## BEGIN Given records

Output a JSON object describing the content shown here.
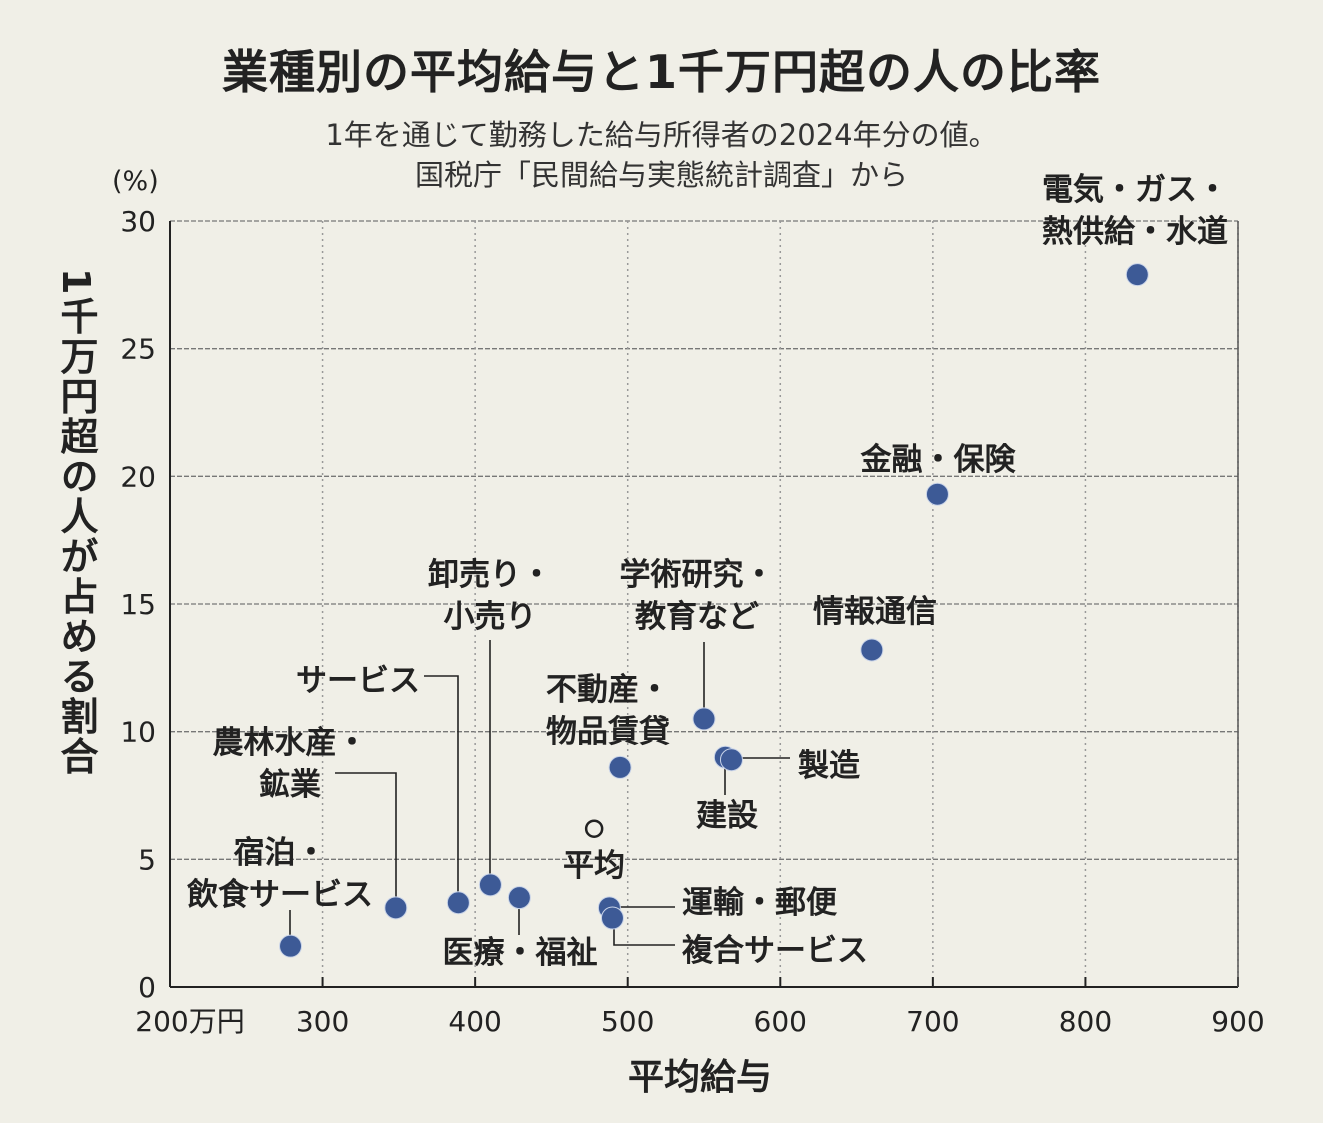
{
  "chart_data": {
    "type": "scatter",
    "title": "業種別の平均給与と1千万円超の人の比率",
    "subtitle": [
      "1年を通じて勤務した給与所得者の2024年分の値。",
      "国税庁「民間給与実態統計調査」から"
    ],
    "xlabel": "平均給与",
    "ylabel": "1千万円超の人が占める割合",
    "y_unit": "(%)",
    "xlim": [
      200,
      900
    ],
    "ylim": [
      0,
      30
    ],
    "x_ticks": [
      200,
      300,
      400,
      500,
      600,
      700,
      800,
      900
    ],
    "x_tick_labels": [
      "200万円",
      "300",
      "400",
      "500",
      "600",
      "700",
      "800",
      "900"
    ],
    "y_ticks": [
      0,
      5,
      10,
      15,
      20,
      25,
      30
    ],
    "y_tick_labels": [
      "0",
      "5",
      "10",
      "15",
      "20",
      "25",
      "30"
    ],
    "grid": true,
    "point_color": "#3d5a96",
    "points": [
      {
        "label": [
          "電気・ガス・",
          "熱供給・水道"
        ],
        "x": 834,
        "y": 27.9
      },
      {
        "label": [
          "金融・保険"
        ],
        "x": 703,
        "y": 19.3
      },
      {
        "label": [
          "情報通信"
        ],
        "x": 660,
        "y": 13.2
      },
      {
        "label": [
          "学術研究・",
          "教育など"
        ],
        "x": 550,
        "y": 10.5
      },
      {
        "label": [
          "建設"
        ],
        "x": 564,
        "y": 9.0
      },
      {
        "label": [
          "製造"
        ],
        "x": 568,
        "y": 8.9
      },
      {
        "label": [
          "不動産・",
          "物品賃貸"
        ],
        "x": 495,
        "y": 8.6
      },
      {
        "label": [
          "平均"
        ],
        "x": 478,
        "y": 6.2,
        "average": true
      },
      {
        "label": [
          "卸売り・",
          "小売り"
        ],
        "x": 410,
        "y": 4.0
      },
      {
        "label": [
          "医療・福祉"
        ],
        "x": 429,
        "y": 3.5
      },
      {
        "label": [
          "サービス"
        ],
        "x": 389,
        "y": 3.3
      },
      {
        "label": [
          "農林水産・",
          "鉱業"
        ],
        "x": 348,
        "y": 3.1
      },
      {
        "label": [
          "宿泊・",
          "飲食サービス"
        ],
        "x": 279,
        "y": 1.6
      },
      {
        "label": [
          "運輸・郵便"
        ],
        "x": 488,
        "y": 3.1
      },
      {
        "label": [
          "複合サービス"
        ],
        "x": 490,
        "y": 2.7
      }
    ]
  }
}
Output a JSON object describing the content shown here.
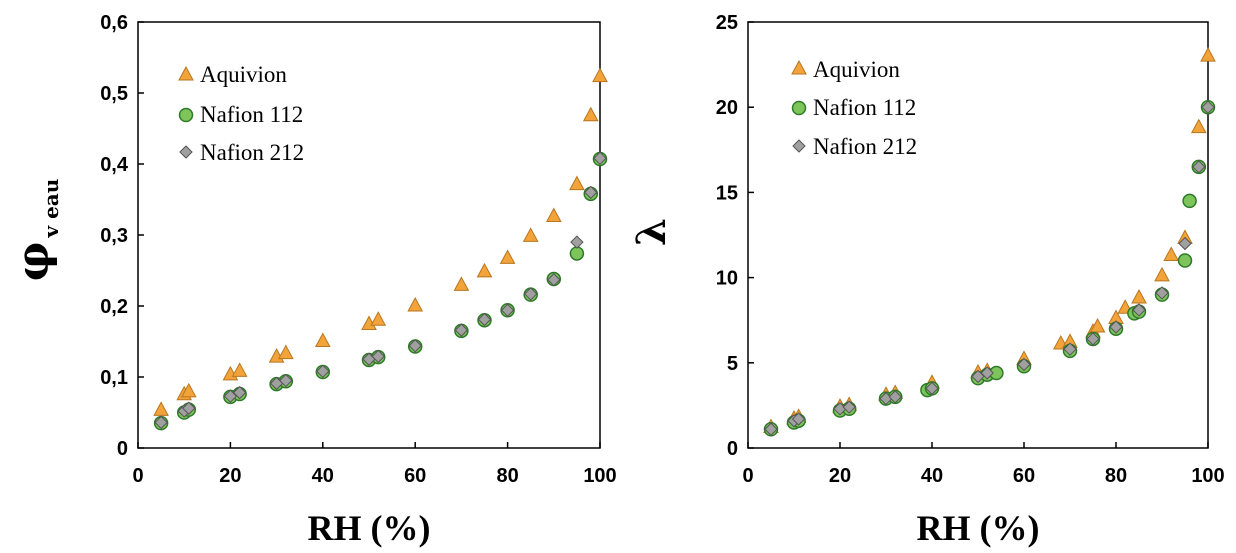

## END Given records

* Brief
The records above need to be restated word for word, with the pictures left out.

* Answer to the problem
Output a JSON object describing the content shown here.
{
  "chart_data": {
    "type": "scatter",
    "title": "業種別の平均給与と1千万円超の人の比率",
    "subtitle": [
      "1年を通じて勤務した給与所得者の2024年分の値。",
      "国税庁「民間給与実態統計調査」から"
    ],
    "xlabel": "平均給与",
    "ylabel": "1千万円超の人が占める割合",
    "y_unit": "(%)",
    "xlim": [
      200,
      900
    ],
    "ylim": [
      0,
      30
    ],
    "x_ticks": [
      200,
      300,
      400,
      500,
      600,
      700,
      800,
      900
    ],
    "x_tick_labels": [
      "200万円",
      "300",
      "400",
      "500",
      "600",
      "700",
      "800",
      "900"
    ],
    "y_ticks": [
      0,
      5,
      10,
      15,
      20,
      25,
      30
    ],
    "y_tick_labels": [
      "0",
      "5",
      "10",
      "15",
      "20",
      "25",
      "30"
    ],
    "grid": true,
    "point_color": "#3d5a96",
    "points": [
      {
        "label": [
          "電気・ガス・",
          "熱供給・水道"
        ],
        "x": 834,
        "y": 27.9
      },
      {
        "label": [
          "金融・保険"
        ],
        "x": 703,
        "y": 19.3
      },
      {
        "label": [
          "情報通信"
        ],
        "x": 660,
        "y": 13.2
      },
      {
        "label": [
          "学術研究・",
          "教育など"
        ],
        "x": 550,
        "y": 10.5
      },
      {
        "label": [
          "建設"
        ],
        "x": 564,
        "y": 9.0
      },
      {
        "label": [
          "製造"
        ],
        "x": 568,
        "y": 8.9
      },
      {
        "label": [
          "不動産・",
          "物品賃貸"
        ],
        "x": 495,
        "y": 8.6
      },
      {
        "label": [
          "平均"
        ],
        "x": 478,
        "y": 6.2,
        "average": true
      },
      {
        "label": [
          "卸売り・",
          "小売り"
        ],
        "x": 410,
        "y": 4.0
      },
      {
        "label": [
          "医療・福祉"
        ],
        "x": 429,
        "y": 3.5
      },
      {
        "label": [
          "サービス"
        ],
        "x": 389,
        "y": 3.3
      },
      {
        "label": [
          "農林水産・",
          "鉱業"
        ],
        "x": 348,
        "y": 3.1
      },
      {
        "label": [
          "宿泊・",
          "飲食サービス"
        ],
        "x": 279,
        "y": 1.6
      },
      {
        "label": [
          "運輸・郵便"
        ],
        "x": 488,
        "y": 3.1
      },
      {
        "label": [
          "複合サービス"
        ],
        "x": 490,
        "y": 2.7
      }
    ]
  }
}
Output a JSON object describing the content shown here.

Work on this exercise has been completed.